EXERCISE - Omit every picture, then give all the entries again exactly.

Records from a data collection:
..........
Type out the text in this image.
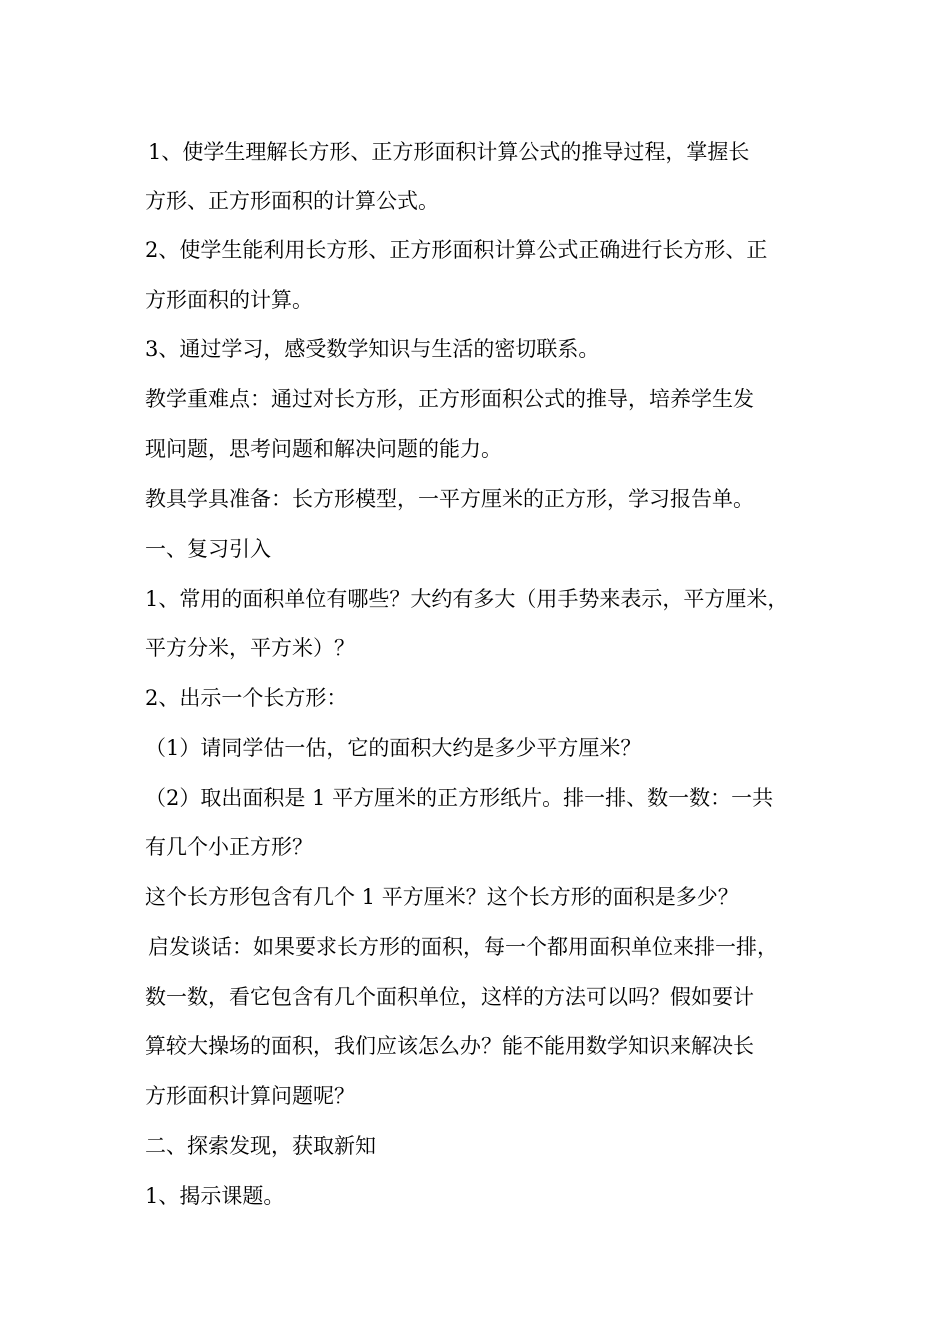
1、使学生理解长方形、正方形面积计算公式的推导过程，掌握长
方形、正方形面积的计算公式。
2、使学生能利用长方形、正方形面积计算公式正确进行长方形、正
方形面积的计算。
3、通过学习，感受数学知识与生活的密切联系。
教学重难点：通过对长方形，正方形面积公式的推导，培养学生发
现问题，思考问题和解决问题的能力。
教具学具准备：长方形模型，一平方厘米的正方形，学习报告单。
一、复习引入
1、常用的面积单位有哪些？大约有多大（用手势来表示，平方厘米，
平方分米，平方米）？
2、出示一个长方形：
（1）请同学估一估，它的面积大约是多少平方厘米？
（2）取出面积是 1 平方厘米的正方形纸片。排一排、数一数：一共
有几个小正方形？
这个长方形包含有几个 1 平方厘米？这个长方形的面积是多少？
启发谈话：如果要求长方形的面积，每一个都用面积单位来排一排，
数一数，看它包含有几个面积单位，这样的方法可以吗？假如要计
算较大操场的面积，我们应该怎么办？能不能用数学知识来解决长
方形面积计算问题呢？
二、探索发现，获取新知
1、揭示课题。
..........
WRITTEN RESPONSE -
Type out the text in this image.
1、使学生理解长方形、正方形面积计算公式的推导过程，掌握长
方形、正方形面积的计算公式。
2、使学生能利用长方形、正方形面积计算公式正确进行长方形、正
方形面积的计算。
3、通过学习，感受数学知识与生活的密切联系。
教学重难点：通过对长方形，正方形面积公式的推导，培养学生发
现问题，思考问题和解决问题的能力。
教具学具准备：长方形模型，一平方厘米的正方形，学习报告单。
一、复习引入
1、常用的面积单位有哪些？大约有多大（用手势来表示，平方厘米，
平方分米，平方米）？
2、出示一个长方形：
（1）请同学估一估，它的面积大约是多少平方厘米？
（2）取出面积是 1 平方厘米的正方形纸片。排一排、数一数：一共
有几个小正方形？
这个长方形包含有几个 1 平方厘米？这个长方形的面积是多少？
启发谈话：如果要求长方形的面积，每一个都用面积单位来排一排，
数一数，看它包含有几个面积单位，这样的方法可以吗？假如要计
算较大操场的面积，我们应该怎么办？能不能用数学知识来解决长
方形面积计算问题呢？
二、探索发现，获取新知
1、揭示课题。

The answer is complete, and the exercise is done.